▸ **GIVEN EXERCISE**:
Output all of the data below exactly as given.

▸ **DATA PROVIDED**:
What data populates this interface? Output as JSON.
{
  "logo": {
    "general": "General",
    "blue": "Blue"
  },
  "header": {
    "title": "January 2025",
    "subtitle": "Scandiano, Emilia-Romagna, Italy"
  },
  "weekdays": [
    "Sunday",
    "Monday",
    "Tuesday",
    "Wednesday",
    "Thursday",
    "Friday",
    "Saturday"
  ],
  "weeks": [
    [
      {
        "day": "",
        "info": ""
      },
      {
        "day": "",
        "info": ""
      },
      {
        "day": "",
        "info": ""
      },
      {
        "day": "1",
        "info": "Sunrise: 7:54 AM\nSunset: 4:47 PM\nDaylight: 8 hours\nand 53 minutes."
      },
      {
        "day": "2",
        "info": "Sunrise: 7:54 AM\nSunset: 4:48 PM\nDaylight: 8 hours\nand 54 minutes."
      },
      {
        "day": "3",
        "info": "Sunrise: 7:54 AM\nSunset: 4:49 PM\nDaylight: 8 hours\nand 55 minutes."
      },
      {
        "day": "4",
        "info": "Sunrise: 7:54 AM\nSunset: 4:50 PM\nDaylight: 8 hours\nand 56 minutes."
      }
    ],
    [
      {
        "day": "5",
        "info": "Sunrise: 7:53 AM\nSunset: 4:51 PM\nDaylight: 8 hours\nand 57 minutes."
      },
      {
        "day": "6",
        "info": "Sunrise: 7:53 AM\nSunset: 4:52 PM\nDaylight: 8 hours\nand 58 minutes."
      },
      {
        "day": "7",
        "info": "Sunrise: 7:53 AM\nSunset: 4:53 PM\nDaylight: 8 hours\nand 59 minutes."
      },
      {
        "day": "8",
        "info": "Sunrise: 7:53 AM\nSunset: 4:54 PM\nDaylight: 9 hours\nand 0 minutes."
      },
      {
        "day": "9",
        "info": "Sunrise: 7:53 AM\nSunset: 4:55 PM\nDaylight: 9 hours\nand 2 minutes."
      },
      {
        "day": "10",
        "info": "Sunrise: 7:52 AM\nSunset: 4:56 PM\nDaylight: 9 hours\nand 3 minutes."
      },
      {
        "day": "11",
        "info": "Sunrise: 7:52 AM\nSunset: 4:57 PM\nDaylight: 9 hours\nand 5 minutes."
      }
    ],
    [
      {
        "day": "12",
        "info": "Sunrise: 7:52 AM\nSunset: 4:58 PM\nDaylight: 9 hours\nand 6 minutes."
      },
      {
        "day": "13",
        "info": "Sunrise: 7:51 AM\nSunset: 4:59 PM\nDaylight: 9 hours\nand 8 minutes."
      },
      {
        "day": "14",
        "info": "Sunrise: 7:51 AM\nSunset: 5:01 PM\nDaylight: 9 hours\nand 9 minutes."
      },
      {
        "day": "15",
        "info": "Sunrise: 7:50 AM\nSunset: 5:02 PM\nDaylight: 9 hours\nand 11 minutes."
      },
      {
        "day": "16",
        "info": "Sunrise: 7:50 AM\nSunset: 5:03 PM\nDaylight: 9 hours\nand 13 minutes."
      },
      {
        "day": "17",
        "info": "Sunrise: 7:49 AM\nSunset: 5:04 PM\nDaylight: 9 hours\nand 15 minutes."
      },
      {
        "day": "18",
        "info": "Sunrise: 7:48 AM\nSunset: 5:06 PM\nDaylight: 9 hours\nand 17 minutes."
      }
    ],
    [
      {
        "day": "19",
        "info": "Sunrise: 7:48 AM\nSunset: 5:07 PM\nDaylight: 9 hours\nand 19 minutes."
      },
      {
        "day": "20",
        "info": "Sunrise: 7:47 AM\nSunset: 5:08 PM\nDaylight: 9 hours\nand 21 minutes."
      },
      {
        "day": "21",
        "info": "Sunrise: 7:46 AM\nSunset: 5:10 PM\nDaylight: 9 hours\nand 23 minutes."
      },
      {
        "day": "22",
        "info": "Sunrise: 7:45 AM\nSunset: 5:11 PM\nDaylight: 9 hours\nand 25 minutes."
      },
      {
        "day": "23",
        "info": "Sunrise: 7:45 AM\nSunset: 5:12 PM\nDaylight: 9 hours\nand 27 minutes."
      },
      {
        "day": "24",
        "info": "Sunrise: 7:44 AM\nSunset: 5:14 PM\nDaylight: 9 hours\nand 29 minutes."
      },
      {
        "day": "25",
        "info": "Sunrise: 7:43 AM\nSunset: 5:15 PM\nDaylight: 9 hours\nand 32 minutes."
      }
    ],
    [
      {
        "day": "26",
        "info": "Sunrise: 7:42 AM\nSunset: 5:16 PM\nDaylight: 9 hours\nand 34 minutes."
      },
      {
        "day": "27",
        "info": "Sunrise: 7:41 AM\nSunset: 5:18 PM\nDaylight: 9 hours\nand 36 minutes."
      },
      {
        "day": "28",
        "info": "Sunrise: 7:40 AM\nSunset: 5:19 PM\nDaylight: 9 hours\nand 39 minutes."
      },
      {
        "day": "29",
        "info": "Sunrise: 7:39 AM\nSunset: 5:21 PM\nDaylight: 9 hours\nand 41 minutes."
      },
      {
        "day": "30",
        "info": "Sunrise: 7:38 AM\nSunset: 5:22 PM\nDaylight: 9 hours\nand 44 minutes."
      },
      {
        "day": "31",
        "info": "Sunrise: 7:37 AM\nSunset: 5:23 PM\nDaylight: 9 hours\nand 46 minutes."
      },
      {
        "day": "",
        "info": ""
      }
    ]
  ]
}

▸ **THE RESULT**:
What data populates this interface? Output as JSON.
{
  "logo": {
    "general": "General",
    "blue": "Blue"
  },
  "header": {
    "title": "January 2025",
    "subtitle": "Scandiano, Emilia-Romagna, Italy"
  },
  "weekdays": [
    "Sunday",
    "Monday",
    "Tuesday",
    "Wednesday",
    "Thursday",
    "Friday",
    "Saturday"
  ],
  "weeks": [
    [
      {
        "day": "",
        "info": ""
      },
      {
        "day": "",
        "info": ""
      },
      {
        "day": "",
        "info": ""
      },
      {
        "day": "1",
        "info": "Sunrise: 7:54 AM\nSunset: 4:47 PM\nDaylight: 8 hours\nand 53 minutes."
      },
      {
        "day": "2",
        "info": "Sunrise: 7:54 AM\nSunset: 4:48 PM\nDaylight: 8 hours\nand 54 minutes."
      },
      {
        "day": "3",
        "info": "Sunrise: 7:54 AM\nSunset: 4:49 PM\nDaylight: 8 hours\nand 55 minutes."
      },
      {
        "day": "4",
        "info": "Sunrise: 7:54 AM\nSunset: 4:50 PM\nDaylight: 8 hours\nand 56 minutes."
      }
    ],
    [
      {
        "day": "5",
        "info": "Sunrise: 7:53 AM\nSunset: 4:51 PM\nDaylight: 8 hours\nand 57 minutes."
      },
      {
        "day": "6",
        "info": "Sunrise: 7:53 AM\nSunset: 4:52 PM\nDaylight: 8 hours\nand 58 minutes."
      },
      {
        "day": "7",
        "info": "Sunrise: 7:53 AM\nSunset: 4:53 PM\nDaylight: 8 hours\nand 59 minutes."
      },
      {
        "day": "8",
        "info": "Sunrise: 7:53 AM\nSunset: 4:54 PM\nDaylight: 9 hours\nand 0 minutes."
      },
      {
        "day": "9",
        "info": "Sunrise: 7:53 AM\nSunset: 4:55 PM\nDaylight: 9 hours\nand 2 minutes."
      },
      {
        "day": "10",
        "info": "Sunrise: 7:52 AM\nSunset: 4:56 PM\nDaylight: 9 hours\nand 3 minutes."
      },
      {
        "day": "11",
        "info": "Sunrise: 7:52 AM\nSunset: 4:57 PM\nDaylight: 9 hours\nand 5 minutes."
      }
    ],
    [
      {
        "day": "12",
        "info": "Sunrise: 7:52 AM\nSunset: 4:58 PM\nDaylight: 9 hours\nand 6 minutes."
      },
      {
        "day": "13",
        "info": "Sunrise: 7:51 AM\nSunset: 4:59 PM\nDaylight: 9 hours\nand 8 minutes."
      },
      {
        "day": "14",
        "info": "Sunrise: 7:51 AM\nSunset: 5:01 PM\nDaylight: 9 hours\nand 9 minutes."
      },
      {
        "day": "15",
        "info": "Sunrise: 7:50 AM\nSunset: 5:02 PM\nDaylight: 9 hours\nand 11 minutes."
      },
      {
        "day": "16",
        "info": "Sunrise: 7:50 AM\nSunset: 5:03 PM\nDaylight: 9 hours\nand 13 minutes."
      },
      {
        "day": "17",
        "info": "Sunrise: 7:49 AM\nSunset: 5:04 PM\nDaylight: 9 hours\nand 15 minutes."
      },
      {
        "day": "18",
        "info": "Sunrise: 7:48 AM\nSunset: 5:06 PM\nDaylight: 9 hours\nand 17 minutes."
      }
    ],
    [
      {
        "day": "19",
        "info": "Sunrise: 7:48 AM\nSunset: 5:07 PM\nDaylight: 9 hours\nand 19 minutes."
      },
      {
        "day": "20",
        "info": "Sunrise: 7:47 AM\nSunset: 5:08 PM\nDaylight: 9 hours\nand 21 minutes."
      },
      {
        "day": "21",
        "info": "Sunrise: 7:46 AM\nSunset: 5:10 PM\nDaylight: 9 hours\nand 23 minutes."
      },
      {
        "day": "22",
        "info": "Sunrise: 7:45 AM\nSunset: 5:11 PM\nDaylight: 9 hours\nand 25 minutes."
      },
      {
        "day": "23",
        "info": "Sunrise: 7:45 AM\nSunset: 5:12 PM\nDaylight: 9 hours\nand 27 minutes."
      },
      {
        "day": "24",
        "info": "Sunrise: 7:44 AM\nSunset: 5:14 PM\nDaylight: 9 hours\nand 29 minutes."
      },
      {
        "day": "25",
        "info": "Sunrise: 7:43 AM\nSunset: 5:15 PM\nDaylight: 9 hours\nand 32 minutes."
      }
    ],
    [
      {
        "day": "26",
        "info": "Sunrise: 7:42 AM\nSunset: 5:16 PM\nDaylight: 9 hours\nand 34 minutes."
      },
      {
        "day": "27",
        "info": "Sunrise: 7:41 AM\nSunset: 5:18 PM\nDaylight: 9 hours\nand 36 minutes."
      },
      {
        "day": "28",
        "info": "Sunrise: 7:40 AM\nSunset: 5:19 PM\nDaylight: 9 hours\nand 39 minutes."
      },
      {
        "day": "29",
        "info": "Sunrise: 7:39 AM\nSunset: 5:21 PM\nDaylight: 9 hours\nand 41 minutes."
      },
      {
        "day": "30",
        "info": "Sunrise: 7:38 AM\nSunset: 5:22 PM\nDaylight: 9 hours\nand 44 minutes."
      },
      {
        "day": "31",
        "info": "Sunrise: 7:37 AM\nSunset: 5:23 PM\nDaylight: 9 hours\nand 46 minutes."
      },
      {
        "day": "",
        "info": ""
      }
    ]
  ]
}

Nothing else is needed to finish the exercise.